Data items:

/---

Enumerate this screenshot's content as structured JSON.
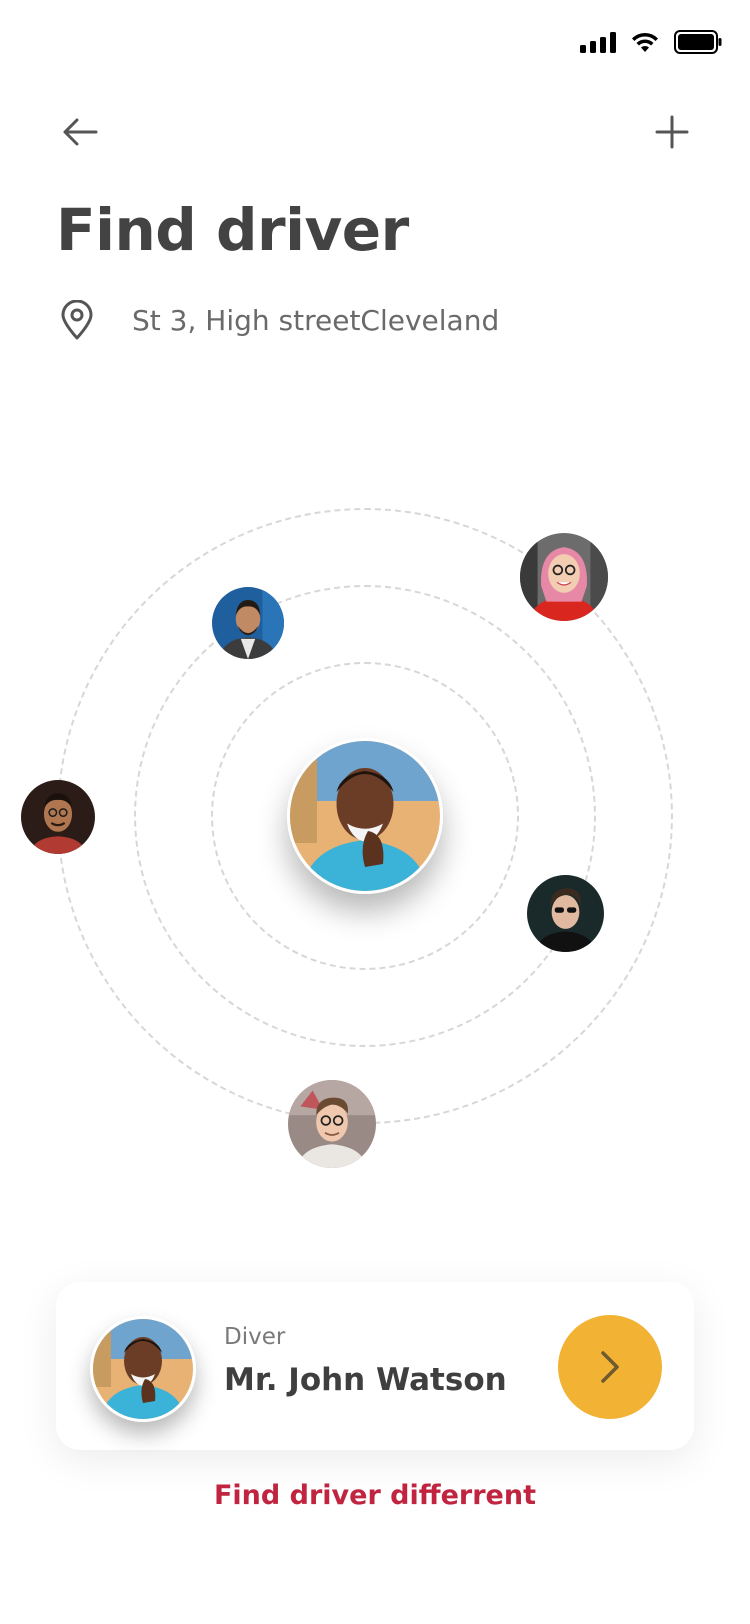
{
  "status_bar": {
    "icons": [
      "signal-icon",
      "wifi-icon",
      "battery-icon"
    ]
  },
  "header": {
    "back_icon": "arrow-left-icon",
    "add_icon": "plus-icon",
    "title": "Find driver"
  },
  "location": {
    "icon": "map-pin-icon",
    "address": "St 3, High streetCleveland"
  },
  "nearby_drivers": {
    "center": {
      "icon": "driver-photo"
    },
    "others": [
      "driver-photo",
      "driver-photo",
      "driver-photo",
      "driver-photo",
      "driver-photo",
      "driver-photo"
    ]
  },
  "driver_card": {
    "label": "Diver",
    "name": "Mr. John Watson",
    "action_icon": "chevron-right-icon"
  },
  "alt_link": "Find driver differrent",
  "colors": {
    "accent": "#f2b233",
    "link": "#c0243f",
    "title": "#434343",
    "muted": "#6a6a6a"
  }
}
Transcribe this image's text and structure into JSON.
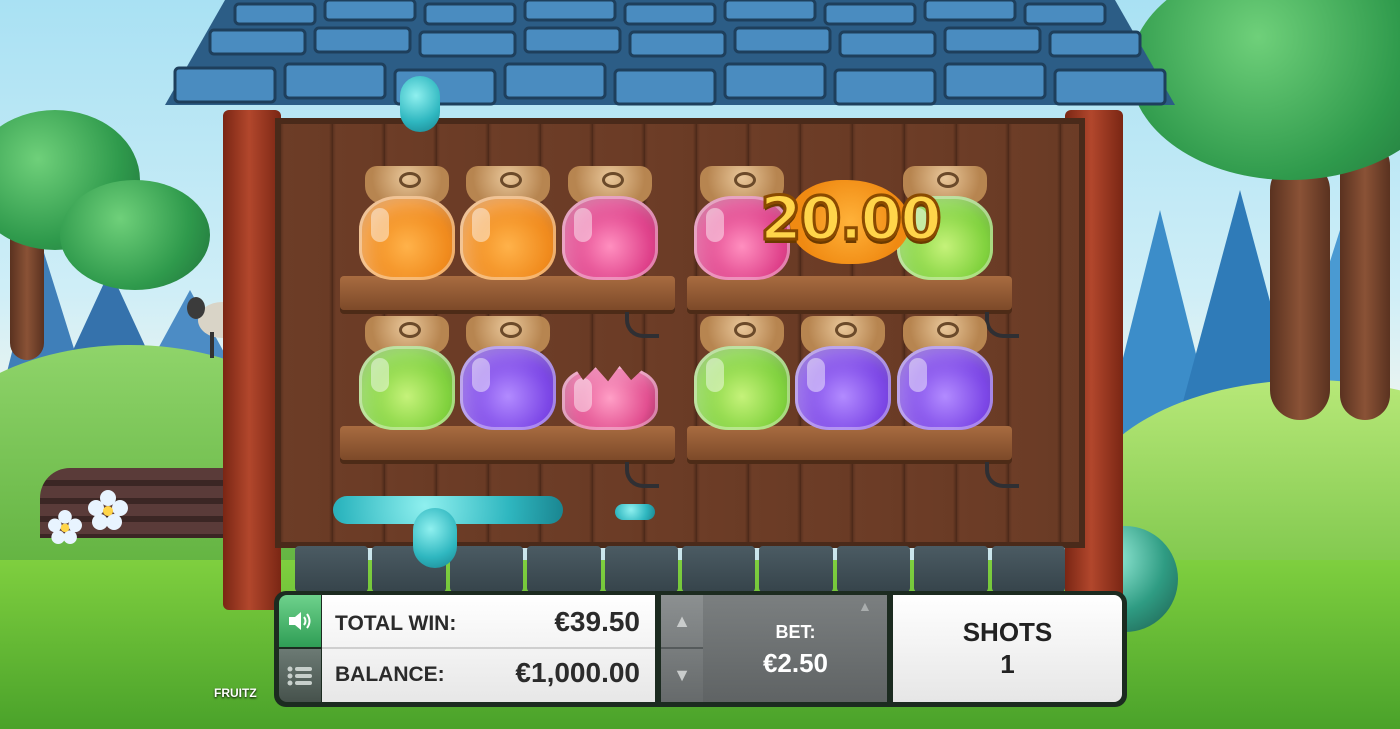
{
  "game": {
    "brand": "FRUITZ",
    "win_popup": "20.00"
  },
  "panel": {
    "total_win_label": "TOTAL WIN:",
    "total_win_value": "€39.50",
    "balance_label": "BALANCE:",
    "balance_value": "€1,000.00",
    "bet_label": "BET:",
    "bet_value": "€2.50",
    "shots_label": "SHOTS",
    "shots_value": "1"
  },
  "controls": {
    "sound_icon": "speaker-icon",
    "menu_icon": "menu-list-icon",
    "bet_up_icon": "chevron-up-icon",
    "bet_down_icon": "chevron-down-icon"
  },
  "jars": {
    "top_shelf": [
      "orange",
      "orange",
      "pink",
      "pink",
      "splash",
      "green"
    ],
    "bottom_shelf": [
      "green",
      "purple",
      "broken-pink",
      "green",
      "purple",
      "purple"
    ]
  },
  "colors": {
    "sound_button": "#3fb56a",
    "win_text": "#ffd54a",
    "panel_frame": "#1c2b20"
  }
}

\---

Reproduce all of the material above word for word. Omit the pictures.

EXPECTED ANSWER:
Enumerate this screenshot's content as structured JSON.
{
  "status_bar": {
    "icons": [
      "signal-icon",
      "wifi-icon",
      "battery-icon"
    ]
  },
  "header": {
    "back_icon": "arrow-left-icon",
    "add_icon": "plus-icon",
    "title": "Find driver"
  },
  "location": {
    "icon": "map-pin-icon",
    "address": "St 3, High streetCleveland"
  },
  "nearby_drivers": {
    "center": {
      "icon": "driver-photo"
    },
    "others": [
      "driver-photo",
      "driver-photo",
      "driver-photo",
      "driver-photo",
      "driver-photo",
      "driver-photo"
    ]
  },
  "driver_card": {
    "label": "Diver",
    "name": "Mr. John Watson",
    "action_icon": "chevron-right-icon"
  },
  "alt_link": "Find driver differrent",
  "colors": {
    "accent": "#f2b233",
    "link": "#c0243f",
    "title": "#434343",
    "muted": "#6a6a6a"
  }
}
Transcribe this image's text and structure into JSON.
{
  "game": {
    "brand": "FRUITZ",
    "win_popup": "20.00"
  },
  "panel": {
    "total_win_label": "TOTAL WIN:",
    "total_win_value": "€39.50",
    "balance_label": "BALANCE:",
    "balance_value": "€1,000.00",
    "bet_label": "BET:",
    "bet_value": "€2.50",
    "shots_label": "SHOTS",
    "shots_value": "1"
  },
  "controls": {
    "sound_icon": "speaker-icon",
    "menu_icon": "menu-list-icon",
    "bet_up_icon": "chevron-up-icon",
    "bet_down_icon": "chevron-down-icon"
  },
  "jars": {
    "top_shelf": [
      "orange",
      "orange",
      "pink",
      "pink",
      "splash",
      "green"
    ],
    "bottom_shelf": [
      "green",
      "purple",
      "broken-pink",
      "green",
      "purple",
      "purple"
    ]
  },
  "colors": {
    "sound_button": "#3fb56a",
    "win_text": "#ffd54a",
    "panel_frame": "#1c2b20"
  }
}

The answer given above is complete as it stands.